**Given request**
Locate every line in the material below that has the word "sich". Copy each of those lines.

**Available data**
——————————

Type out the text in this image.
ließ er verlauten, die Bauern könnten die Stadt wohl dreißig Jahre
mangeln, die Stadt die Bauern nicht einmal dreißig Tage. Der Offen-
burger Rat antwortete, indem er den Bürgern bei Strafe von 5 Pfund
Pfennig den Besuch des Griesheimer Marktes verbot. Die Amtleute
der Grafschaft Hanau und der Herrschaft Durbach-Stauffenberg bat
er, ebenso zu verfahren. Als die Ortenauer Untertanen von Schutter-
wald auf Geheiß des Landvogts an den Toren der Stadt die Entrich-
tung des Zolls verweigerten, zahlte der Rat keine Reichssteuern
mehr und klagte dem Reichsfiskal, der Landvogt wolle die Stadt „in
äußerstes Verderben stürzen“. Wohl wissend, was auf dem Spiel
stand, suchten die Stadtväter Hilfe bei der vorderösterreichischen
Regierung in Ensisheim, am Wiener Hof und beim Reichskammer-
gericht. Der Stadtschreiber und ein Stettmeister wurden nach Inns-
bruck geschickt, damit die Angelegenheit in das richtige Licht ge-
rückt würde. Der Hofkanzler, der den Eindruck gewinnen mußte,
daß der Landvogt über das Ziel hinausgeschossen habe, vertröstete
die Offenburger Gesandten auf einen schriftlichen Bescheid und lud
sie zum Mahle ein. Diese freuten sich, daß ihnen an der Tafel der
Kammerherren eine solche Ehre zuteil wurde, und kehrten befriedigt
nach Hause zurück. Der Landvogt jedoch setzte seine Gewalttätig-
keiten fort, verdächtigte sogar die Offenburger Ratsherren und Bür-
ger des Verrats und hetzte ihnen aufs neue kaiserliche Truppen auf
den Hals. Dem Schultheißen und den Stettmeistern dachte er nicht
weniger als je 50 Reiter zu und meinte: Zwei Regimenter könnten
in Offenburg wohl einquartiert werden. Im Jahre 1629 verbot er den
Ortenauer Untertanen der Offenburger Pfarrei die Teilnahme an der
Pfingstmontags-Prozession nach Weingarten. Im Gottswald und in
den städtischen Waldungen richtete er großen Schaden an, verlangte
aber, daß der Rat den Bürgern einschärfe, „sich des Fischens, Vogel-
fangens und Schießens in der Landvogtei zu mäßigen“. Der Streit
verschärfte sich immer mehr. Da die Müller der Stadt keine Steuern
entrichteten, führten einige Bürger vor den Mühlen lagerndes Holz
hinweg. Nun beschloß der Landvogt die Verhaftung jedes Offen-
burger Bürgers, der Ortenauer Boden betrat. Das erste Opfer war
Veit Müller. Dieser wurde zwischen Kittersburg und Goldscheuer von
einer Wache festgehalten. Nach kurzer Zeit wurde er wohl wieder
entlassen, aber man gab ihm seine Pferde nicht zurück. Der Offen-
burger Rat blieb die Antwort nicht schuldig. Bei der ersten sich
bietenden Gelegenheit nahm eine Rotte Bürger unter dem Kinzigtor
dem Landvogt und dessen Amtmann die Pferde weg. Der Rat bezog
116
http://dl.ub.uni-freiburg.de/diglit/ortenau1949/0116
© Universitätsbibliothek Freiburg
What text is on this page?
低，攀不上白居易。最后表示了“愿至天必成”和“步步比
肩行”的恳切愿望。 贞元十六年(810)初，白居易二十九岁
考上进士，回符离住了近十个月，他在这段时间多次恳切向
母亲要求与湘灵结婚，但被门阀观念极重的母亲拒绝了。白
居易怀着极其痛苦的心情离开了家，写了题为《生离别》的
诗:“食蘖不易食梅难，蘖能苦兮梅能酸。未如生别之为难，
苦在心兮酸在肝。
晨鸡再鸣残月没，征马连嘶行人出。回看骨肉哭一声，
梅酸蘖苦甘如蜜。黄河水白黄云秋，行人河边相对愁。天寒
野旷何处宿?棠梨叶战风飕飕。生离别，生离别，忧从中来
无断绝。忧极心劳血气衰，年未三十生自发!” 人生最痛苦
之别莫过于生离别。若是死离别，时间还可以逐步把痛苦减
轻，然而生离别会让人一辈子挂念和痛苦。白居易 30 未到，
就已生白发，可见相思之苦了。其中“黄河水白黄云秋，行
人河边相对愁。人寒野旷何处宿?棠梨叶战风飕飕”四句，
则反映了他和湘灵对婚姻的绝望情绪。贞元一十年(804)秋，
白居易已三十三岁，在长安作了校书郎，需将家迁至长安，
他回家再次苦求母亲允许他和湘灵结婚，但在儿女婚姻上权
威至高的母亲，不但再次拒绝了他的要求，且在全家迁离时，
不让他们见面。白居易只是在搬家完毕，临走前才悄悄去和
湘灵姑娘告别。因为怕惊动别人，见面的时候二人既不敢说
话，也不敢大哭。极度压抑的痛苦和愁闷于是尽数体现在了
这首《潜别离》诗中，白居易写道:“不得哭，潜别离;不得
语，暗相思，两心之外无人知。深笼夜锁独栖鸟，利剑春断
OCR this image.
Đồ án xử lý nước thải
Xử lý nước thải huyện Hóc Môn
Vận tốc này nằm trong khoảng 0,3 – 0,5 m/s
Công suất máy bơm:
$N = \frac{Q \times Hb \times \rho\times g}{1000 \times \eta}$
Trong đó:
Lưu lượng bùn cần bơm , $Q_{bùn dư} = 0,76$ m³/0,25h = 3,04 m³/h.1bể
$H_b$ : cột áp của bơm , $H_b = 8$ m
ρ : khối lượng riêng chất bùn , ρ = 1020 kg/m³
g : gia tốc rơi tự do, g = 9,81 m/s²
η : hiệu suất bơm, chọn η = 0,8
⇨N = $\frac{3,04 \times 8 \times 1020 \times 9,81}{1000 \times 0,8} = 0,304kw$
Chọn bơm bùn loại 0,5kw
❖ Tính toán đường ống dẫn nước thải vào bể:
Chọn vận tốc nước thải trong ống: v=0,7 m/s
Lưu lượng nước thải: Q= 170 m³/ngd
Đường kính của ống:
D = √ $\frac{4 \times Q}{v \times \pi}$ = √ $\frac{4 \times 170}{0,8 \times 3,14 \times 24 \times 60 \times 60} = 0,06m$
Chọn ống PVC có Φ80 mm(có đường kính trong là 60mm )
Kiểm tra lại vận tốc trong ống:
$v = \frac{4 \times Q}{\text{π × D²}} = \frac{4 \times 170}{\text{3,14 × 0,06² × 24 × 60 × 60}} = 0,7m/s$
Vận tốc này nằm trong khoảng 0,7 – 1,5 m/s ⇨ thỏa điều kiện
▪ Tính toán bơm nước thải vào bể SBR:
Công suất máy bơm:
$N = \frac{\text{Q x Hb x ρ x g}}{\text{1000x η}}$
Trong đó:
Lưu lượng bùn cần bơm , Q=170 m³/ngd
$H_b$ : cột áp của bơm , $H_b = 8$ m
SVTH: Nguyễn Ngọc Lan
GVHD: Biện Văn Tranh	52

——————————

**Output of the task**
sie zum Mahle ein. Diese freuten sich, daß ihnen an der Tafel der
aber, daß der Rat den Bürgern einschärfe, „sich des Fischens, Vogel-
verschärfte sich immer mehr. Da die Müller der Stadt keine Steuern
burger Rat blieb die Antwort nicht schuldig. Bei der ersten sich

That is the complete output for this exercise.